## Stored records
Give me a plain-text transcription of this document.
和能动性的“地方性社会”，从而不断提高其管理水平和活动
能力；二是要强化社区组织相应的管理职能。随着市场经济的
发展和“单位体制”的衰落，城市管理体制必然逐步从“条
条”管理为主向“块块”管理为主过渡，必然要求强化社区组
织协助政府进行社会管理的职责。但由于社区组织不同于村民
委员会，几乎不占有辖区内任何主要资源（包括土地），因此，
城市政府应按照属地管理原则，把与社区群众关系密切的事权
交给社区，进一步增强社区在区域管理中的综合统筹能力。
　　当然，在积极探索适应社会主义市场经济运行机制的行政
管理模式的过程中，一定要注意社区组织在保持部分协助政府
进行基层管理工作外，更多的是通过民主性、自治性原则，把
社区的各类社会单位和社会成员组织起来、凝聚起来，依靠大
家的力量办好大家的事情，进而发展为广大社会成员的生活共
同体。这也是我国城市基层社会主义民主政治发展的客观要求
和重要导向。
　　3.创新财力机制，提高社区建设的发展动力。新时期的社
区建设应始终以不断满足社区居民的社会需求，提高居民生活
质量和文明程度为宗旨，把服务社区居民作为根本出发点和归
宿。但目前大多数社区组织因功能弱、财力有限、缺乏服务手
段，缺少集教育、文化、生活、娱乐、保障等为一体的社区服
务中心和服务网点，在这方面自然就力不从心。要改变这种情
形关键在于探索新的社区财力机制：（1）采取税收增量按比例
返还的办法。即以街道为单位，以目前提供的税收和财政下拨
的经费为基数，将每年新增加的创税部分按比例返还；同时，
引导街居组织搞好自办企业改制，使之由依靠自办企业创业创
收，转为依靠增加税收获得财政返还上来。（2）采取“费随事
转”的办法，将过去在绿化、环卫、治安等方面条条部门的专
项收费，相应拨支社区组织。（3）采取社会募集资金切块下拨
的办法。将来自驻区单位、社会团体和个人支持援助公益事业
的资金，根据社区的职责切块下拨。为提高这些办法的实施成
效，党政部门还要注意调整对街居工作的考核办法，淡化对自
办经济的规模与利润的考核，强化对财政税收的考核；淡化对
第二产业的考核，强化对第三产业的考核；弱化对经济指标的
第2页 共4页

## Brief
Reproduce the entire listing word for word.

## Task answer
Give me a plain-text transcription of this document.
和能动性的“地方性社会”，从而不断提高其管理水平和活动
能力；二是要强化社区组织相应的管理职能。随着市场经济的
发展和“单位体制”的衰落，城市管理体制必然逐步从“条
条”管理为主向“块块”管理为主过渡，必然要求强化社区组
织协助政府进行社会管理的职责。但由于社区组织不同于村民
委员会，几乎不占有辖区内任何主要资源（包括土地），因此，
城市政府应按照属地管理原则，把与社区群众关系密切的事权
交给社区，进一步增强社区在区域管理中的综合统筹能力。
　　当然，在积极探索适应社会主义市场经济运行机制的行政
管理模式的过程中，一定要注意社区组织在保持部分协助政府
进行基层管理工作外，更多的是通过民主性、自治性原则，把
社区的各类社会单位和社会成员组织起来、凝聚起来，依靠大
家的力量办好大家的事情，进而发展为广大社会成员的生活共
同体。这也是我国城市基层社会主义民主政治发展的客观要求
和重要导向。
　　3.创新财力机制，提高社区建设的发展动力。新时期的社
区建设应始终以不断满足社区居民的社会需求，提高居民生活
质量和文明程度为宗旨，把服务社区居民作为根本出发点和归
宿。但目前大多数社区组织因功能弱、财力有限、缺乏服务手
段，缺少集教育、文化、生活、娱乐、保障等为一体的社区服
务中心和服务网点，在这方面自然就力不从心。要改变这种情
形关键在于探索新的社区财力机制：（1）采取税收增量按比例
返还的办法。即以街道为单位，以目前提供的税收和财政下拨
的经费为基数，将每年新增加的创税部分按比例返还；同时，
引导街居组织搞好自办企业改制，使之由依靠自办企业创业创
收，转为依靠增加税收获得财政返还上来。（2）采取“费随事
转”的办法，将过去在绿化、环卫、治安等方面条条部门的专
项收费，相应拨支社区组织。（3）采取社会募集资金切块下拨
的办法。将来自驻区单位、社会团体和个人支持援助公益事业
的资金，根据社区的职责切块下拨。为提高这些办法的实施成
效，党政部门还要注意调整对街居工作的考核办法，淡化对自
办经济的规模与利润的考核，强化对财政税收的考核；淡化对
第二产业的考核，强化对第三产业的考核；弱化对经济指标的
第2页 共4页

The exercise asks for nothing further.